(Collected data entries)
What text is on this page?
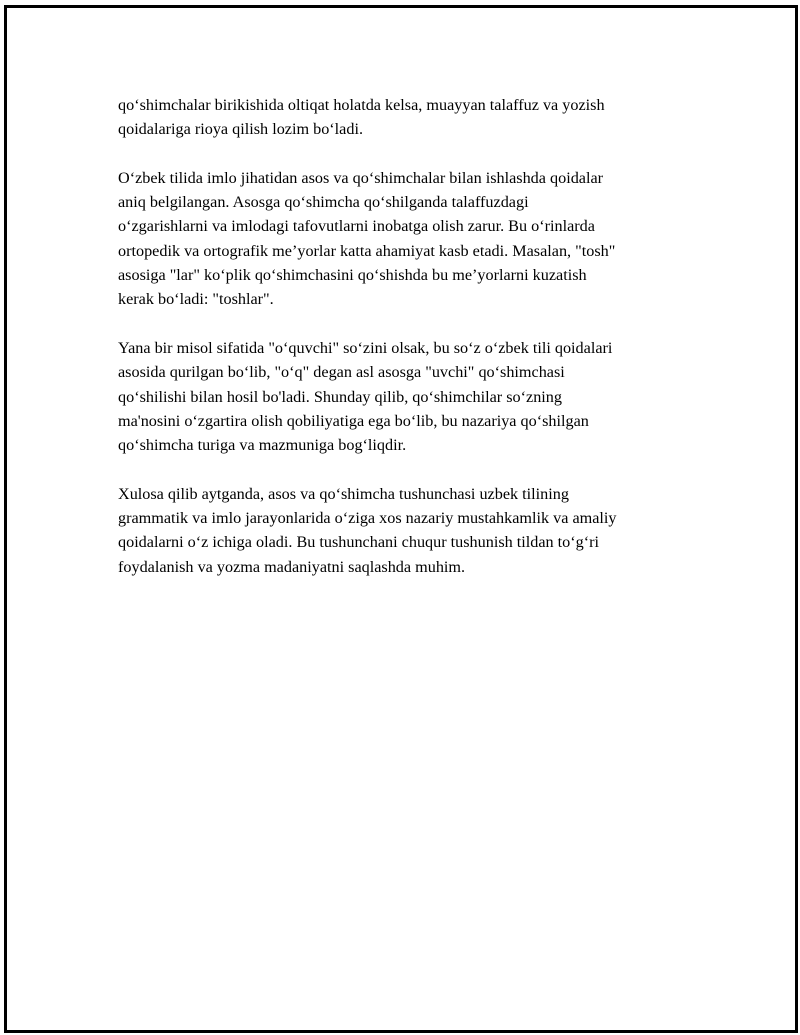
qo‘shimchalar birikishida oltiqat holatda kelsa, muayyan talaffuz va yozish
qoidalariga rioya qilish lozim bo‘ladi.

O‘zbek tilida imlo jihatidan asos va qo‘shimchalar bilan ishlashda qoidalar
aniq belgilangan. Asosga qo‘shimcha qo‘shilganda talaffuzdagi
o‘zgarishlarni va imlodagi tafovutlarni inobatga olish zarur. Bu o‘rinlarda
ortopedik va ortografik me’yorlar katta ahamiyat kasb etadi. Masalan, "tosh"
asosiga "lar" ko‘plik qo‘shimchasini qo‘shishda bu me’yorlarni kuzatish
kerak bo‘ladi: "toshlar".

Yana bir misol sifatida "o‘quvchi" so‘zini olsak, bu so‘z o‘zbek tili qoidalari
asosida qurilgan bo‘lib, "o‘q" degan asl asosga "uvchi" qo‘shimchasi
qo‘shilishi bilan hosil bo'ladi. Shunday qilib, qo‘shimchilar so‘zning
ma'nosini o‘zgartira olish qobiliyatiga ega bo‘lib, bu nazariya qo‘shilgan
qo‘shimcha turiga va mazmuniga bog‘liqdir.

Xulosa qilib aytganda, asos va qo‘shimcha tushunchasi uzbek tilining
grammatik va imlo jarayonlarida o‘ziga xos nazariy mustahkamlik va amaliy
qoidalarni o‘z ichiga oladi. Bu tushunchani chuqur tushunish tildan to‘g‘ri
foydalanish va yozma madaniyatni saqlashda muhim.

TASK BRIEF: Report every line containing the word "qilib" from the listing above.

TASK RESULT:
qo‘shilishi bilan hosil bo'ladi. Shunday qilib, qo‘shimchilar so‘zning
Xulosa qilib aytganda, asos va qo‘shimcha tushunchasi uzbek tilining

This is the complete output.